## Start Exercise material

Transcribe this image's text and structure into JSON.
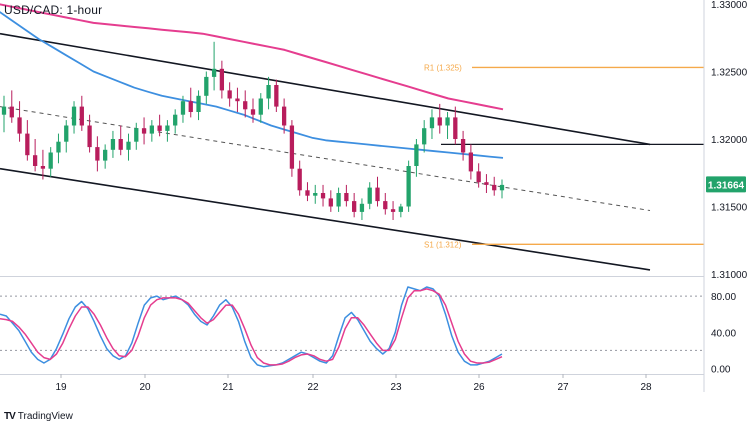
{
  "header": {
    "title": "USD/CAD: 1-hour"
  },
  "branding": {
    "logo_glyph": "TV",
    "name": "TradingView"
  },
  "chart_data": [
    {
      "type": "candlestick",
      "title": "USD/CAD: 1-hour",
      "x_ticks": [
        "19",
        "20",
        "21",
        "22",
        "23",
        "26",
        "27",
        "28"
      ],
      "y_ticks": [
        "1.33000",
        "1.32500",
        "1.32000",
        "1.31500",
        "1.31000"
      ],
      "ylim": [
        1.31,
        1.33
      ],
      "last_price": "1.31664",
      "candles": [
        [
          1.3218,
          1.3232,
          1.3205,
          1.3224
        ],
        [
          1.3224,
          1.3236,
          1.3212,
          1.3216
        ],
        [
          1.3216,
          1.3228,
          1.3198,
          1.3204
        ],
        [
          1.3204,
          1.3214,
          1.3184,
          1.3188
        ],
        [
          1.3188,
          1.32,
          1.3176,
          1.318
        ],
        [
          1.318,
          1.3192,
          1.317,
          1.3178
        ],
        [
          1.3178,
          1.3194,
          1.3172,
          1.319
        ],
        [
          1.319,
          1.3204,
          1.3182,
          1.3198
        ],
        [
          1.3198,
          1.3214,
          1.319,
          1.321
        ],
        [
          1.321,
          1.3228,
          1.3204,
          1.3224
        ],
        [
          1.3224,
          1.3232,
          1.3206,
          1.321
        ],
        [
          1.321,
          1.3218,
          1.319,
          1.3194
        ],
        [
          1.3194,
          1.3202,
          1.3176,
          1.3184
        ],
        [
          1.3184,
          1.3196,
          1.3178,
          1.3192
        ],
        [
          1.3192,
          1.3206,
          1.3186,
          1.32
        ],
        [
          1.32,
          1.321,
          1.3188,
          1.3192
        ],
        [
          1.3192,
          1.3204,
          1.3184,
          1.3198
        ],
        [
          1.3198,
          1.3212,
          1.3192,
          1.3208
        ],
        [
          1.3208,
          1.3216,
          1.3196,
          1.3204
        ],
        [
          1.3204,
          1.3214,
          1.3198,
          1.321
        ],
        [
          1.321,
          1.3218,
          1.3202,
          1.3206
        ],
        [
          1.3206,
          1.3214,
          1.3198,
          1.321
        ],
        [
          1.321,
          1.3222,
          1.3204,
          1.3218
        ],
        [
          1.3218,
          1.3232,
          1.3212,
          1.3228
        ],
        [
          1.3228,
          1.3238,
          1.3216,
          1.322
        ],
        [
          1.322,
          1.3236,
          1.3214,
          1.3232
        ],
        [
          1.3232,
          1.325,
          1.3226,
          1.3246
        ],
        [
          1.3246,
          1.3272,
          1.3236,
          1.3252
        ],
        [
          1.3252,
          1.3258,
          1.323,
          1.3236
        ],
        [
          1.3236,
          1.3242,
          1.3224,
          1.323
        ],
        [
          1.323,
          1.3238,
          1.322,
          1.3228
        ],
        [
          1.3228,
          1.3236,
          1.3216,
          1.3222
        ],
        [
          1.3222,
          1.323,
          1.3212,
          1.3218
        ],
        [
          1.3218,
          1.3234,
          1.3212,
          1.323
        ],
        [
          1.323,
          1.3246,
          1.3222,
          1.324
        ],
        [
          1.324,
          1.3244,
          1.322,
          1.3224
        ],
        [
          1.3224,
          1.323,
          1.3204,
          1.321
        ],
        [
          1.321,
          1.3214,
          1.3172,
          1.3178
        ],
        [
          1.3178,
          1.3184,
          1.3158,
          1.3162
        ],
        [
          1.3162,
          1.3168,
          1.3154,
          1.3158
        ],
        [
          1.3158,
          1.3166,
          1.3152,
          1.316
        ],
        [
          1.316,
          1.3166,
          1.315,
          1.3156
        ],
        [
          1.3156,
          1.3162,
          1.3146,
          1.315
        ],
        [
          1.315,
          1.3164,
          1.3146,
          1.316
        ],
        [
          1.316,
          1.3166,
          1.315,
          1.3154
        ],
        [
          1.3154,
          1.316,
          1.3142,
          1.3146
        ],
        [
          1.3146,
          1.3156,
          1.314,
          1.3152
        ],
        [
          1.3152,
          1.3168,
          1.3148,
          1.3164
        ],
        [
          1.3164,
          1.3172,
          1.315,
          1.3154
        ],
        [
          1.3154,
          1.316,
          1.3144,
          1.3148
        ],
        [
          1.3148,
          1.3154,
          1.314,
          1.3146
        ],
        [
          1.3146,
          1.3152,
          1.3142,
          1.315
        ],
        [
          1.315,
          1.3184,
          1.3146,
          1.318
        ],
        [
          1.318,
          1.32,
          1.3172,
          1.3196
        ],
        [
          1.3196,
          1.3214,
          1.319,
          1.3208
        ],
        [
          1.3208,
          1.3222,
          1.32,
          1.3216
        ],
        [
          1.3216,
          1.3226,
          1.3204,
          1.321
        ],
        [
          1.321,
          1.322,
          1.32,
          1.3216
        ],
        [
          1.3216,
          1.3224,
          1.3196,
          1.32
        ],
        [
          1.32,
          1.3206,
          1.3184,
          1.319
        ],
        [
          1.319,
          1.3196,
          1.317,
          1.3176
        ],
        [
          1.3176,
          1.3182,
          1.3164,
          1.3168
        ],
        [
          1.3168,
          1.3174,
          1.316,
          1.3166
        ],
        [
          1.3166,
          1.3172,
          1.3158,
          1.3162
        ],
        [
          1.3162,
          1.317,
          1.3156,
          1.3166
        ]
      ],
      "series": [
        {
          "values": [
            1.33,
            1.3298,
            1.3296,
            1.3294,
            1.3292,
            1.329,
            1.3288,
            1.3286,
            1.3285,
            1.3284,
            1.3283,
            1.3282,
            1.3281,
            1.328,
            1.3279,
            1.3278,
            1.3276,
            1.3274,
            1.3272,
            1.327,
            1.3268,
            1.3266,
            1.3263,
            1.326,
            1.3257,
            1.3254,
            1.3251,
            1.3248,
            1.3245,
            1.3242,
            1.3239,
            1.3236,
            1.3233,
            1.323,
            1.3228,
            1.3226,
            1.3224,
            1.3222
          ]
        },
        {
          "values": [
            1.3295,
            1.3288,
            1.3281,
            1.3274,
            1.3268,
            1.3262,
            1.3256,
            1.325,
            1.3246,
            1.3242,
            1.3238,
            1.3235,
            1.3232,
            1.323,
            1.3228,
            1.3226,
            1.3224,
            1.3221,
            1.3218,
            1.3214,
            1.321,
            1.3207,
            1.3204,
            1.3201,
            1.3199,
            1.3198,
            1.3197,
            1.3196,
            1.3195,
            1.3194,
            1.3193,
            1.3192,
            1.3191,
            1.319,
            1.3189,
            1.3188,
            1.3187,
            1.3186
          ]
        }
      ],
      "lines": {
        "channel_upper": [
          [
            1.3278,
            1.3196
          ]
        ],
        "channel_mid": [
          [
            1.3224,
            1.3147
          ]
        ],
        "channel_lower": [
          [
            1.3178,
            1.3103
          ]
        ],
        "flat_black": 1.3196
      },
      "levels": [
        {
          "label": "R1 (1.325)",
          "value": 1.3253,
          "color": "#f5a94a"
        },
        {
          "label": "S1 (1.312)",
          "value": 1.3122,
          "color": "#f5a94a"
        }
      ],
      "colors": {
        "up": "#22a36b",
        "down": "#b81d5c",
        "ema100": "#3d8fe0",
        "ema200": "#e53d8f",
        "price_tag": "#22a36b"
      }
    },
    {
      "type": "line",
      "title": "",
      "y_ticks": [
        "80.00",
        "40.00",
        "0.00"
      ],
      "ylim": [
        -5,
        100
      ],
      "levels": [
        80,
        20
      ],
      "series": [
        {
          "values": [
            60,
            58,
            50,
            42,
            30,
            18,
            10,
            6,
            10,
            22,
            38,
            55,
            68,
            74,
            66,
            52,
            36,
            22,
            14,
            10,
            14,
            28,
            50,
            70,
            78,
            80,
            76,
            78,
            80,
            76,
            70,
            60,
            52,
            48,
            58,
            70,
            76,
            68,
            52,
            30,
            12,
            4,
            2,
            3,
            4,
            6,
            10,
            14,
            18,
            16,
            12,
            8,
            6,
            14,
            36,
            56,
            62,
            54,
            42,
            30,
            22,
            16,
            22,
            40,
            70,
            90,
            88,
            86,
            90,
            88,
            80,
            60,
            36,
            18,
            8,
            4,
            4,
            6,
            8,
            12,
            16
          ]
        },
        {
          "values": [
            55,
            54,
            52,
            46,
            38,
            28,
            18,
            12,
            10,
            16,
            28,
            44,
            58,
            68,
            68,
            60,
            48,
            34,
            22,
            14,
            13,
            20,
            36,
            56,
            70,
            76,
            78,
            78,
            78,
            76,
            72,
            64,
            56,
            50,
            54,
            62,
            70,
            70,
            60,
            44,
            26,
            12,
            6,
            4,
            4,
            5,
            8,
            12,
            15,
            16,
            14,
            10,
            8,
            10,
            24,
            44,
            56,
            56,
            48,
            38,
            28,
            20,
            20,
            32,
            56,
            78,
            86,
            86,
            88,
            86,
            82,
            70,
            50,
            30,
            16,
            8,
            6,
            6,
            7,
            10,
            13
          ]
        }
      ],
      "colors": [
        "#3d8fe0",
        "#e53d8f"
      ]
    }
  ]
}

## End Exercise material

* [Stated exercise]: In the listing above, find each line with the word "title" and copy it.

* [Response]:
    "title": "USD/CAD: 1-hour"
      "title": "USD/CAD: 1-hour",
      "title": "",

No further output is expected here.